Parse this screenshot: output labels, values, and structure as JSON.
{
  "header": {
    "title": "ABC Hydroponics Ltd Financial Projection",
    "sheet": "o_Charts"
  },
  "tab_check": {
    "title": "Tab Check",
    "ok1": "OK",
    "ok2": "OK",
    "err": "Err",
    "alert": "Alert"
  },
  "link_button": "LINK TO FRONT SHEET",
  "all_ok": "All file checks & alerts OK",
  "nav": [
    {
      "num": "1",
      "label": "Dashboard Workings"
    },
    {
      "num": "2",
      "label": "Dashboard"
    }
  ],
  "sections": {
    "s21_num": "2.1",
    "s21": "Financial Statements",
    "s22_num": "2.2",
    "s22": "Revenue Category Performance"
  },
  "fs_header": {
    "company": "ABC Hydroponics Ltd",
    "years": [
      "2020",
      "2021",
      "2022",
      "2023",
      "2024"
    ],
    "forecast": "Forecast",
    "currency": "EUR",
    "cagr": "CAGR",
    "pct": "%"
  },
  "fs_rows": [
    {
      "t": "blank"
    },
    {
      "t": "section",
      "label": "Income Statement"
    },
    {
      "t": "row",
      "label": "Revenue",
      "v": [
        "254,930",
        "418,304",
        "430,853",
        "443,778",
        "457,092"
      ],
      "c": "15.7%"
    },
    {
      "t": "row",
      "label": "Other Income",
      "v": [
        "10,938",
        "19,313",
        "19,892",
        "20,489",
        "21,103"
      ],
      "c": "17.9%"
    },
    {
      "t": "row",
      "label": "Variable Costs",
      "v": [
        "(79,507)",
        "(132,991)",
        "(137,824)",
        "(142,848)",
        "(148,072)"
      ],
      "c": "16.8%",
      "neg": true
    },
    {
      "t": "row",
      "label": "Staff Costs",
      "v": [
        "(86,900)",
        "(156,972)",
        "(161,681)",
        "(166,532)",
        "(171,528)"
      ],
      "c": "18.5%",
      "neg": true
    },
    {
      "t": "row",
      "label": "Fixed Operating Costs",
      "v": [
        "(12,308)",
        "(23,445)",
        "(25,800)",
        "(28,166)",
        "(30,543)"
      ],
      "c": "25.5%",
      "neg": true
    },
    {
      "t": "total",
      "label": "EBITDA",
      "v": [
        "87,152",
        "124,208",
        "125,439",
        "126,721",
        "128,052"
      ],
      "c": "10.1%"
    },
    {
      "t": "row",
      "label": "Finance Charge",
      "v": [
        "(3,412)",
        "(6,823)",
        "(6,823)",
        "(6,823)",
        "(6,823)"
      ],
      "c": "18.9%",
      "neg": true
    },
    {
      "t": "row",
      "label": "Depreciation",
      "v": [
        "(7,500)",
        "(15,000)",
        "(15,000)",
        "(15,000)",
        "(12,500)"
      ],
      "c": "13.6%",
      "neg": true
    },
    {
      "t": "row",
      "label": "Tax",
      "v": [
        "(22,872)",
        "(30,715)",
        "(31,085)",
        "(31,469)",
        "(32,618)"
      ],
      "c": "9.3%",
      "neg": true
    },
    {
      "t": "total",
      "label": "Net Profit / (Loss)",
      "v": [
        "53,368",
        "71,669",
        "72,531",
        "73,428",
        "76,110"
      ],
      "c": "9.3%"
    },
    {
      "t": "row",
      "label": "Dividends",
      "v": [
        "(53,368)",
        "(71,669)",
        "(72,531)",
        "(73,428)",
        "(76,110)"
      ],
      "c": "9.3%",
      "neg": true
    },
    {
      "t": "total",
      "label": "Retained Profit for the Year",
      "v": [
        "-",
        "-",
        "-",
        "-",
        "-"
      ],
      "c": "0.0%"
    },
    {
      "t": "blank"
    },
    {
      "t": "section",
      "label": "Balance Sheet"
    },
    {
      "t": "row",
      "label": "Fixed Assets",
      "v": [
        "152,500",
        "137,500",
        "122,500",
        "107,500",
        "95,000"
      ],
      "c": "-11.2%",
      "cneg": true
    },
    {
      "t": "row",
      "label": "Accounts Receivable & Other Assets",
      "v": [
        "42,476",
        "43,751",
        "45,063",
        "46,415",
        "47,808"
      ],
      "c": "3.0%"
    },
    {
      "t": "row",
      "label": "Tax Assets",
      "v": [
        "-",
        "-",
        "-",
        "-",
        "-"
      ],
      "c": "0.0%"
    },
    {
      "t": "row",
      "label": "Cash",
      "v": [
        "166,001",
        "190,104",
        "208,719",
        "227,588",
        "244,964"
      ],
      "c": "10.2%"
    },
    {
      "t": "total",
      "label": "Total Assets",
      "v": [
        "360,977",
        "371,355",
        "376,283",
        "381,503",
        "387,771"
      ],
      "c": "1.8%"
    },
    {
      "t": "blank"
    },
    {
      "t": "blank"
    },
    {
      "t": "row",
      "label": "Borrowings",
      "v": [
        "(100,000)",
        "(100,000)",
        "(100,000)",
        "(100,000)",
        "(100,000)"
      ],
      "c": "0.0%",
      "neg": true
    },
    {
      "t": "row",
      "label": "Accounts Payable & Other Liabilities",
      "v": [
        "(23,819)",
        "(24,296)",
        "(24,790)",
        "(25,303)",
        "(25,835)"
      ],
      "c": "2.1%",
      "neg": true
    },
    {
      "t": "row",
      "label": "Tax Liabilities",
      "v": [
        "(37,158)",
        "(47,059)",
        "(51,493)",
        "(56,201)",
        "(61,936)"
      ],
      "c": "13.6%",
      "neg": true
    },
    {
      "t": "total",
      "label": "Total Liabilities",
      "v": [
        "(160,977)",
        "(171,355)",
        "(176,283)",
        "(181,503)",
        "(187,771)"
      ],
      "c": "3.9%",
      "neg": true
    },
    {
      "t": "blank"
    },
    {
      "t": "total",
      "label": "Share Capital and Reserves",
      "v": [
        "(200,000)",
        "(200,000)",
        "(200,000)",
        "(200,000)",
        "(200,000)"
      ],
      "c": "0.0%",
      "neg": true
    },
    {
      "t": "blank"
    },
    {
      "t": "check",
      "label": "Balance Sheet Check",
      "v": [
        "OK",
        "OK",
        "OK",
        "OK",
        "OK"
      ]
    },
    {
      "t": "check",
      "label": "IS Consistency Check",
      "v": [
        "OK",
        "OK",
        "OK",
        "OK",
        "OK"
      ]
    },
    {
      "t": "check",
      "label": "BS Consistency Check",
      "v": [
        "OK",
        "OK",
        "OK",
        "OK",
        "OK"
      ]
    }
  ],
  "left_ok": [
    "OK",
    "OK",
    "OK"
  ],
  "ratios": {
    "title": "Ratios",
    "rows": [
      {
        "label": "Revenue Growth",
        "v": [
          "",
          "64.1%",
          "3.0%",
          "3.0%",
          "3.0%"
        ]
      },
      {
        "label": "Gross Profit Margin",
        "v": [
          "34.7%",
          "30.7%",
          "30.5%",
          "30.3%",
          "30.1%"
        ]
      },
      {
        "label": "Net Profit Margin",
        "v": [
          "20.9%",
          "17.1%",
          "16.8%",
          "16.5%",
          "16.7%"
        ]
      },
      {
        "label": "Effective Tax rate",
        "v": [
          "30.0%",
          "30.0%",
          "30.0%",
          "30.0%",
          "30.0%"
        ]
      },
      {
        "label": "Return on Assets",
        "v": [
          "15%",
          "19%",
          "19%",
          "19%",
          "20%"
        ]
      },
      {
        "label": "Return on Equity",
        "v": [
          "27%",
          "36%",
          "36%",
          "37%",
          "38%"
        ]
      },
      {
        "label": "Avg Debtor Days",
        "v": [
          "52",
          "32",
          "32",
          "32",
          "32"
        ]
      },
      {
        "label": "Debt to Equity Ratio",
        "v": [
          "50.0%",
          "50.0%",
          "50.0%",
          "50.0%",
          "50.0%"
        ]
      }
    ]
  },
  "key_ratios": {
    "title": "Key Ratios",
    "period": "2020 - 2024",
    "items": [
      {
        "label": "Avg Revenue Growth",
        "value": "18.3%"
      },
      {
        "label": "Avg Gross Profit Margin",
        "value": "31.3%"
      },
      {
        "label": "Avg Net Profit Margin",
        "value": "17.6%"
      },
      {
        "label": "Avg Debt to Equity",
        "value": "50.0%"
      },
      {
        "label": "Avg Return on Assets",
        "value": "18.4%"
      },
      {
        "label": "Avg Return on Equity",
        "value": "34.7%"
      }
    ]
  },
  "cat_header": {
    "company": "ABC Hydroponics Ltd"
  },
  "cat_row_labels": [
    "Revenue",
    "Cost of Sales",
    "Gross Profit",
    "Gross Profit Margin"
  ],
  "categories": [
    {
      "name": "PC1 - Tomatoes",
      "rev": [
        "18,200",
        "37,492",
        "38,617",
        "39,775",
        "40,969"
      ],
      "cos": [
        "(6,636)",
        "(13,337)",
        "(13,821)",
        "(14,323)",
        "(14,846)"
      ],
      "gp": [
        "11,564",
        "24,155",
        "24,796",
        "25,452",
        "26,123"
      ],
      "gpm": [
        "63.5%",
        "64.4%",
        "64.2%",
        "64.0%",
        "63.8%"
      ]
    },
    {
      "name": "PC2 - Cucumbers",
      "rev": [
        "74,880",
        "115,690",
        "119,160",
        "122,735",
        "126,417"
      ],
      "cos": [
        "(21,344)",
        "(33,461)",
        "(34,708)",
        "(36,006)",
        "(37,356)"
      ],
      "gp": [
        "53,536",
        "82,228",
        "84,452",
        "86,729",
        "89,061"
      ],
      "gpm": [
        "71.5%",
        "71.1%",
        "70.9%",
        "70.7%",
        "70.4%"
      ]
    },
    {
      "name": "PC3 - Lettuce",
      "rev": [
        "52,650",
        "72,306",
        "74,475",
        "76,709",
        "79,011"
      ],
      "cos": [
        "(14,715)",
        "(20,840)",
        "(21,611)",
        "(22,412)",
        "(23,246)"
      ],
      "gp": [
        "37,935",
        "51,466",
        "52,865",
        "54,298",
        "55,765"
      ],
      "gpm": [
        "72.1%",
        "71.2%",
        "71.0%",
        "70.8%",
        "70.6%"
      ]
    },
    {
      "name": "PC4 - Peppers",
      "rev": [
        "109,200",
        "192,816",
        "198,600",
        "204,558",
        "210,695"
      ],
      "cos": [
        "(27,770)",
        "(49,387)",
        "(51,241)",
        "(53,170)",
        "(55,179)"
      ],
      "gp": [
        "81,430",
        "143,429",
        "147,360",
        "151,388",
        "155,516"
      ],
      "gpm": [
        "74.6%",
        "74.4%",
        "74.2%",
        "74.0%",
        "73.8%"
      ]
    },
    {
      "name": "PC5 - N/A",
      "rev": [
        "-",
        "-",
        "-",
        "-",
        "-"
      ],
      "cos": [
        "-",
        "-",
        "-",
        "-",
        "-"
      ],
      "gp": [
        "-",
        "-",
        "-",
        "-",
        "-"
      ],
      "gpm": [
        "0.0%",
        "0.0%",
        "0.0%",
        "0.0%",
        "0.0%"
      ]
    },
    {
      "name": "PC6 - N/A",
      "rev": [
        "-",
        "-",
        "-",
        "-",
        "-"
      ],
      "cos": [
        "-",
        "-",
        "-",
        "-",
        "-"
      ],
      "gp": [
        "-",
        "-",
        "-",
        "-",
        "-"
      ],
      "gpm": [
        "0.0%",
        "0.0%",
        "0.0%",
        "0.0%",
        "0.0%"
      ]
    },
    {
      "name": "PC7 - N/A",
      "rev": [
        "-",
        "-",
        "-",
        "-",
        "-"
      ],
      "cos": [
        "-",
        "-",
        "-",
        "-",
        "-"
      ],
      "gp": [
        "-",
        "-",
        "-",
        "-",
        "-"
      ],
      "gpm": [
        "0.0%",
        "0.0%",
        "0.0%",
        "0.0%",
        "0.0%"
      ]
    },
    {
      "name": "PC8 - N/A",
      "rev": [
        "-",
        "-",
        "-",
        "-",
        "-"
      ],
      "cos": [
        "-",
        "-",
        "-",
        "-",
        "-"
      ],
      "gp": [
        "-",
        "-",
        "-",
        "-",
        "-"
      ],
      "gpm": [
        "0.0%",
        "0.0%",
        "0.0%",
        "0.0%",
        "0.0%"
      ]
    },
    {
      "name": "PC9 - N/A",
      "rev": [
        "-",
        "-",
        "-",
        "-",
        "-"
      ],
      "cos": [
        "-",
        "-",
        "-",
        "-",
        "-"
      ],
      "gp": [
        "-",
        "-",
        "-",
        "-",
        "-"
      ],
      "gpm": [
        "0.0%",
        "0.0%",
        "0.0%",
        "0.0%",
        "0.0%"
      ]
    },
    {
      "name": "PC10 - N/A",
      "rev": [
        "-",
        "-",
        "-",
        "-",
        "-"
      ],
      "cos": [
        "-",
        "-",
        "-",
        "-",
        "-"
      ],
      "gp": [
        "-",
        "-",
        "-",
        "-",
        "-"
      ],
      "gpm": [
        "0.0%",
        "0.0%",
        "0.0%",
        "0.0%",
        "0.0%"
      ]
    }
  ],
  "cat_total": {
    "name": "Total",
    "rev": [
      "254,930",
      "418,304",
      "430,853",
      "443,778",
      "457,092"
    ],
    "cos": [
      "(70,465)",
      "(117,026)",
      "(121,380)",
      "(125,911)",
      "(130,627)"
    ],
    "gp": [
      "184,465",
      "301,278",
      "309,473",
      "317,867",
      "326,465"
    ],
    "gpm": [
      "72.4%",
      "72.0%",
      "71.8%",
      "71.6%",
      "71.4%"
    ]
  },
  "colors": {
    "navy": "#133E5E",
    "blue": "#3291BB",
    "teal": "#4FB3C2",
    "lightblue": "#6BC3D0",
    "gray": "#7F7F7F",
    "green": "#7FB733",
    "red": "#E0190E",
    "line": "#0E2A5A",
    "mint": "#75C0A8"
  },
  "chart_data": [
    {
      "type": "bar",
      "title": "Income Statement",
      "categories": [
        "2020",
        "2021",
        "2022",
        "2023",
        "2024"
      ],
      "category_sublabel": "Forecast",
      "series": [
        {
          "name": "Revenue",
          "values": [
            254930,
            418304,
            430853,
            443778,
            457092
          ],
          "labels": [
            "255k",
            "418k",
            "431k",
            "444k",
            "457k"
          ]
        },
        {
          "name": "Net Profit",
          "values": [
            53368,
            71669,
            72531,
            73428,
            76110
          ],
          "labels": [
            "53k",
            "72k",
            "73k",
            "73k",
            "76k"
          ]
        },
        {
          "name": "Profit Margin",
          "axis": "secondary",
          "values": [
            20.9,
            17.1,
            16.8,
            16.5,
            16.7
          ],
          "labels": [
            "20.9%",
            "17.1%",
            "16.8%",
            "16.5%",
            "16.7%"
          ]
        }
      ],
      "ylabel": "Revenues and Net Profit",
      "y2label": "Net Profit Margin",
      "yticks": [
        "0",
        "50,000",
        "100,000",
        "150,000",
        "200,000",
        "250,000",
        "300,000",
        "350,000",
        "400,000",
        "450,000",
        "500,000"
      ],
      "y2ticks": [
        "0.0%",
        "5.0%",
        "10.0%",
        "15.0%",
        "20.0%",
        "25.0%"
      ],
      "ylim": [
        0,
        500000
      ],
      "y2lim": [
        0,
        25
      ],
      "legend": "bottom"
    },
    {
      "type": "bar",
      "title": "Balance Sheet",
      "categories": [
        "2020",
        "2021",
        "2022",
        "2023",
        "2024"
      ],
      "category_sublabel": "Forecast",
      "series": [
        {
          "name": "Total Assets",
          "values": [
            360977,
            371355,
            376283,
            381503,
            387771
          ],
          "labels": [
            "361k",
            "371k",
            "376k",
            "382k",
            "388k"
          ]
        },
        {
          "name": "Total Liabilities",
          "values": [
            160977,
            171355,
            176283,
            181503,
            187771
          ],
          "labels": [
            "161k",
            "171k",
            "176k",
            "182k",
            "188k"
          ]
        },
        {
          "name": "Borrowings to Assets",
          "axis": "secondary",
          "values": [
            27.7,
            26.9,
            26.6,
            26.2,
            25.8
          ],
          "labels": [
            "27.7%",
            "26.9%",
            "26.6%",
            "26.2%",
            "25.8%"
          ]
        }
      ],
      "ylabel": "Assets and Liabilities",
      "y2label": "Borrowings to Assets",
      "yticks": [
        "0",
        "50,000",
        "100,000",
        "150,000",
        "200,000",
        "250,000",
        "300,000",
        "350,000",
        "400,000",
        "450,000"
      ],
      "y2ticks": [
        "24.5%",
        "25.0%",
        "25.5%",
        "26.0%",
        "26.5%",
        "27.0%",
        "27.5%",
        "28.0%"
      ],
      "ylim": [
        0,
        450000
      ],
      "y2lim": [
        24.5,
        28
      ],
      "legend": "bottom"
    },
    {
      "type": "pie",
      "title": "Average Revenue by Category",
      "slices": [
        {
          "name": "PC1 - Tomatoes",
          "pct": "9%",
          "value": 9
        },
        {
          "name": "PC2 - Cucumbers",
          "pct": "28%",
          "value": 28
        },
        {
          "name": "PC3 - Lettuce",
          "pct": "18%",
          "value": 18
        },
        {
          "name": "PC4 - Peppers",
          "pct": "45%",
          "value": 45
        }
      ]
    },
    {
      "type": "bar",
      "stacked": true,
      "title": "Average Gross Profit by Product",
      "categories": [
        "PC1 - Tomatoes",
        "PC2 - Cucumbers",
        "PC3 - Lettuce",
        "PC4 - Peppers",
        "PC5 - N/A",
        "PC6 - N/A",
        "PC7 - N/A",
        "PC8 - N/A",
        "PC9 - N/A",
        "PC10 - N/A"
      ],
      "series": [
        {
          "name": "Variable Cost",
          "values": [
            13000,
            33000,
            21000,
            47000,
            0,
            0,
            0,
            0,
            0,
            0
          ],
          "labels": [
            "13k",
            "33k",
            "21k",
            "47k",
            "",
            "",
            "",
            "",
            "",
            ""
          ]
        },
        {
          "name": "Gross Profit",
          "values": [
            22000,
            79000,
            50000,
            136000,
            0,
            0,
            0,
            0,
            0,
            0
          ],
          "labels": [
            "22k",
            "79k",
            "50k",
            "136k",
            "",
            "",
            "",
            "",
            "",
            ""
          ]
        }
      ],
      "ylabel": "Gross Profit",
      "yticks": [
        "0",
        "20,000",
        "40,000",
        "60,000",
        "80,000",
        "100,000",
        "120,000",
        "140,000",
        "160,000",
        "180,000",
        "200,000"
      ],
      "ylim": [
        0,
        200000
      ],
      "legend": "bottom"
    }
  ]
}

SHORT EXERCISE: In the material above, find the lines that contain "Assets" and show them.

COMPLETE OUTPUT:
      "label": "Fixed Assets",
      "label": "Accounts Receivable & Other Assets",
      "label": "Tax Assets",
      "label": "Total Assets",
        "label": "Return on Assets",
        "label": "Avg Return on Assets",
          "name": "Total Assets",
          "name": "Borrowings to Assets",
      "ylabel": "Assets and Liabilities",
      "y2label": "Borrowings to Assets",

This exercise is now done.